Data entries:
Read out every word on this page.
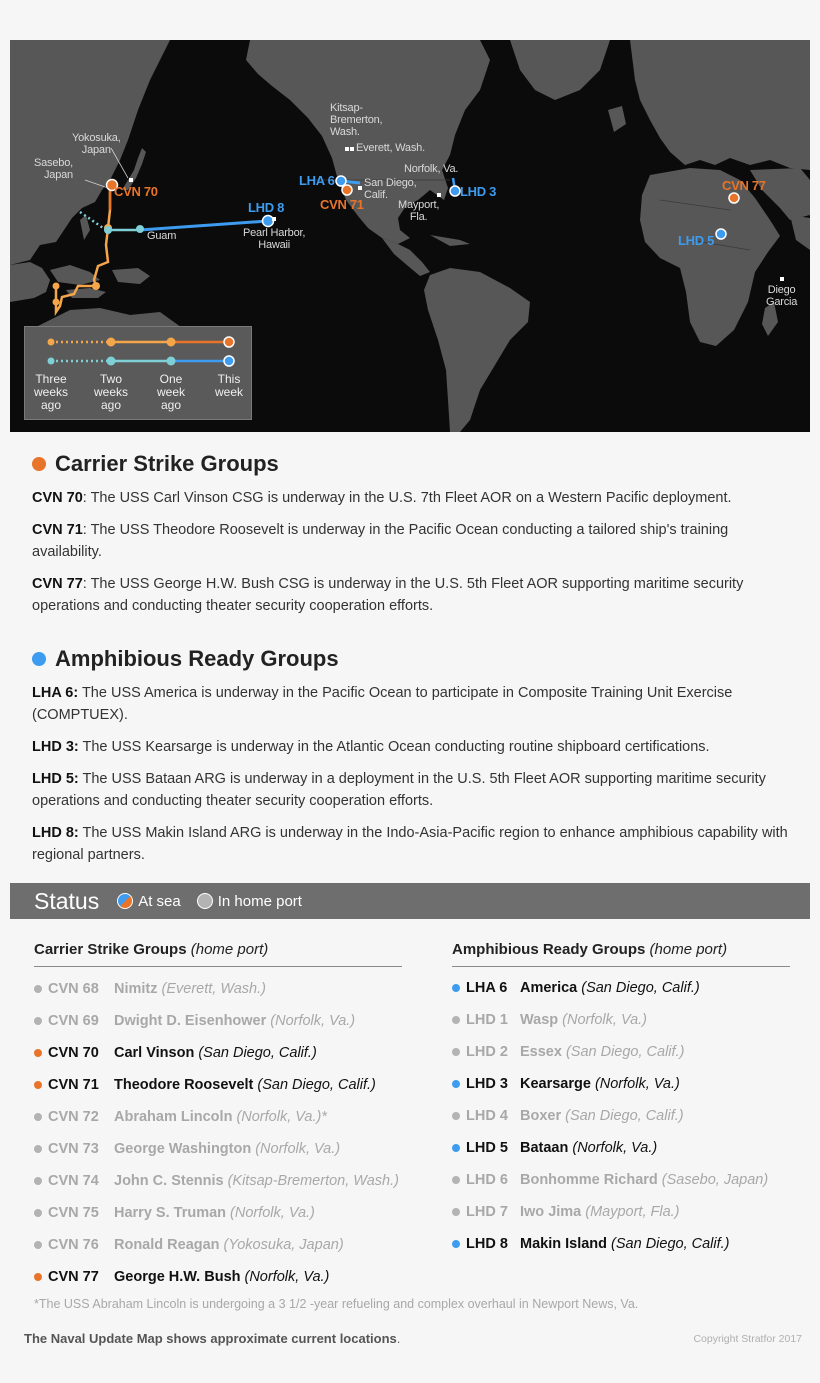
Yokosuka,
Japan
Sasebo,
Japan
CVN 70
Guam
LHD 8
Pearl Harbor,
Hawaii
Kitsap-
Bremerton,
Wash.
Everett, Wash.
LHA 6	San Diego,
Calif.
CVN 71
Norfolk, Va.
LHD 3
Mayport,
Fla.
CVN 77
LHD 5
Diego
Garcia
Three
weeks
ago
Two
weeks
ago
One
week
ago
This
week
Carrier Strike Groups
CVN 70: The USS Carl Vinson CSG is underway in the U.S. 7th Fleet AOR on a Western Pacific deployment.
CVN 71: The USS Theodore Roosevelt is underway in the Pacific Ocean conducting a tailored ship's training availability.
CVN 77: The USS George H.W. Bush CSG is underway in the U.S. 5th Fleet AOR supporting maritime security operations and conducting theater security cooperation efforts.
Amphibious Ready Groups
LHA 6: The USS America is underway in the Pacific Ocean to participate in Composite Training Unit Exercise (COMPTUEX).
LHD 3: The USS Kearsarge is underway in the Atlantic Ocean conducting routine shipboard certifications.
LHD 5: The USS Bataan ARG is underway in a deployment in the U.S. 5th Fleet AOR supporting maritime security operations and conducting theater security cooperation efforts.
LHD 8: The USS Makin Island ARG is underway in the Indo-Asia-Pacific region to enhance amphibious capability with regional partners.
Status	At sea In home port
Carrier Strike Groups (home port)	Amphibious Ready Groups (home port)
CVN 68	Nimitz (Everett, Wash.)
CVN 69	Dwight D. Eisenhower (Norfolk, Va.)
CVN 70	Carl Vinson (San Diego, Calif.)
CVN 71	Theodore Roosevelt (San Diego, Calif.)
CVN 72	Abraham Lincoln (Norfolk, Va.)*
CVN 73	George Washington (Norfolk, Va.)
CVN 74	John C. Stennis (Kitsap-Bremerton, Wash.)
CVN 75	Harry S. Truman (Norfolk, Va.)
CVN 76	Ronald Reagan (Yokosuka, Japan)
CVN 77	George H.W. Bush (Norfolk, Va.)
LHA 6 America (San Diego, Calif.)
LHD 1 Wasp (Norfolk, Va.)
LHD 2 Essex (San Diego, Calif.)
LHD 3 Kearsarge (Norfolk, Va.)
LHD 4 Boxer (San Diego, Calif.)
LHD 5 Bataan (Norfolk, Va.)
LHD 6 Bonhomme Richard (Sasebo, Japan)
LHD 7 Iwo Jima (Mayport, Fla.)
LHD 8 Makin Island (San Diego, Calif.)
*The USS Abraham Lincoln is undergoing a 3 1/2 -year refueling and complex overhaul in Newport News, Va.
The Naval Update Map shows approximate current locations.	Copyright Stratfor 2017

*Stated goal:*
List the lines of the material in which the word "Theodore" occurs.

*Task answer:*
CVN 71: The USS Theodore Roosevelt is underway in the Pacific Ocean conducting a tailored ship's training availability.
CVN 71	Theodore Roosevelt (San Diego, Calif.)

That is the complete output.